A run of records:

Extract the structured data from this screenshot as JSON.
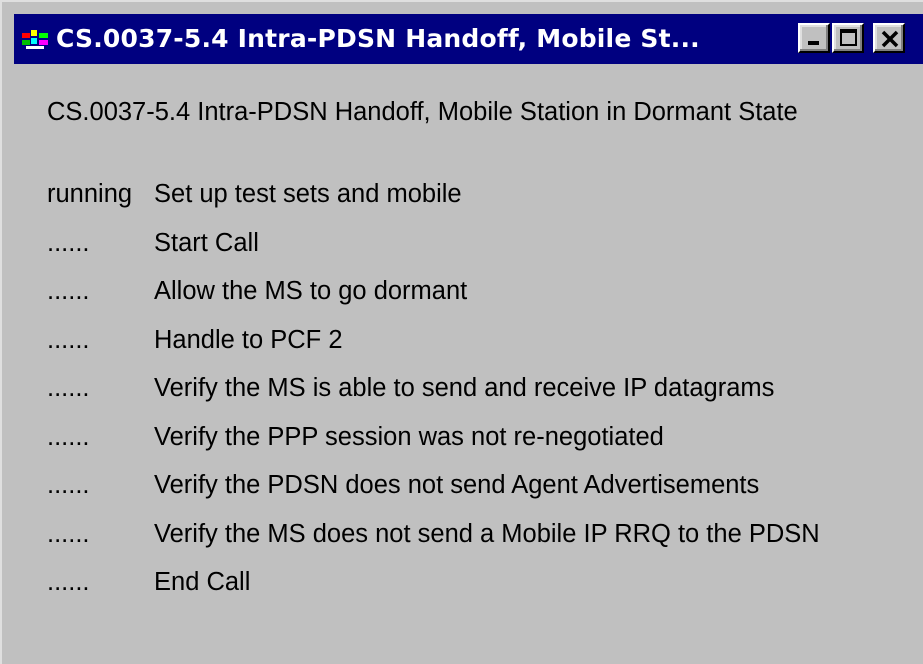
{
  "window": {
    "title": "CS.0037-5.4 Intra-PDSN Handoff, Mobile St...",
    "icon": "app-icon",
    "controls": {
      "minimize": "minimize-icon",
      "maximize": "maximize-icon",
      "close": "close-icon"
    }
  },
  "main": {
    "heading": "CS.0037-5.4 Intra-PDSN Handoff, Mobile Station in Dormant State",
    "steps": [
      {
        "status": "running",
        "label": "Set up test sets and mobile"
      },
      {
        "status": "......",
        "label": "Start Call"
      },
      {
        "status": "......",
        "label": "Allow the MS to go dormant"
      },
      {
        "status": "......",
        "label": "Handle to PCF 2"
      },
      {
        "status": "......",
        "label": "Verify the MS is able to send and receive IP datagrams"
      },
      {
        "status": "......",
        "label": "Verify the PPP session was not re-negotiated"
      },
      {
        "status": "......",
        "label": "Verify the PDSN does not send Agent Advertisements"
      },
      {
        "status": "......",
        "label": "Verify the MS does not send a Mobile IP RRQ to the PDSN"
      },
      {
        "status": "......",
        "label": "End Call"
      }
    ]
  },
  "colors": {
    "titlebar": "#000080",
    "window_face": "#c0c0c0",
    "title_text": "#ffffff"
  }
}
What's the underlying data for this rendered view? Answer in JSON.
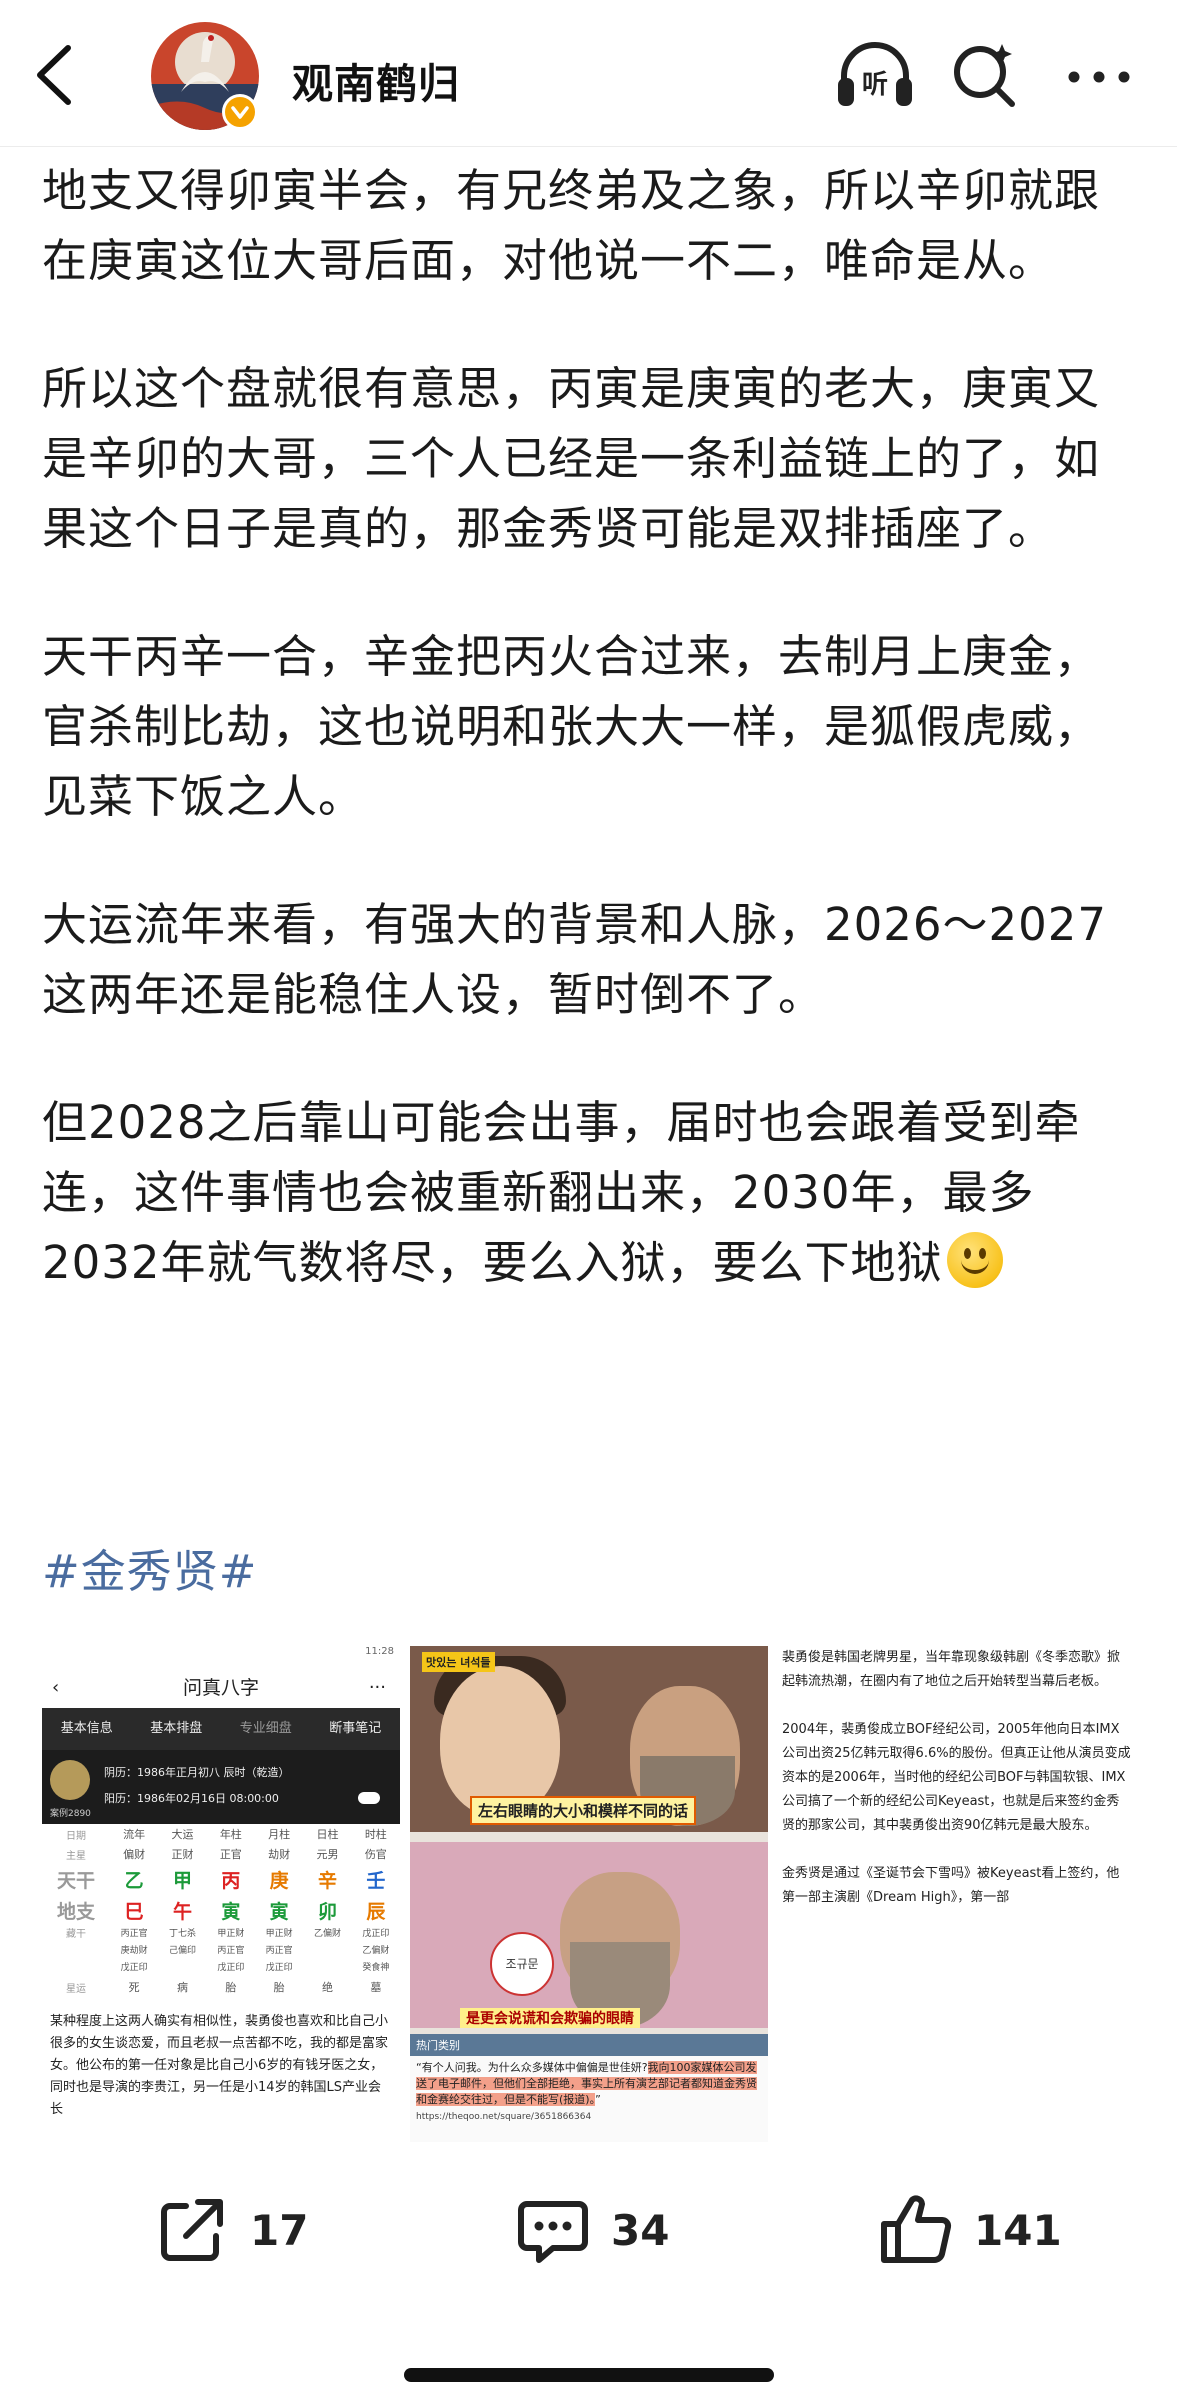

Given problem:
Using the listing above, show every line that includes the string "Verify".

Result:
        "label": "Verify the MS is able to send and receive IP datagrams"
        "label": "Verify the PPP session was not re-negotiated"
        "label": "Verify the PDSN does not send Agent Advertisements"
        "label": "Verify the MS does not send a Mobile IP RRQ to the PDSN"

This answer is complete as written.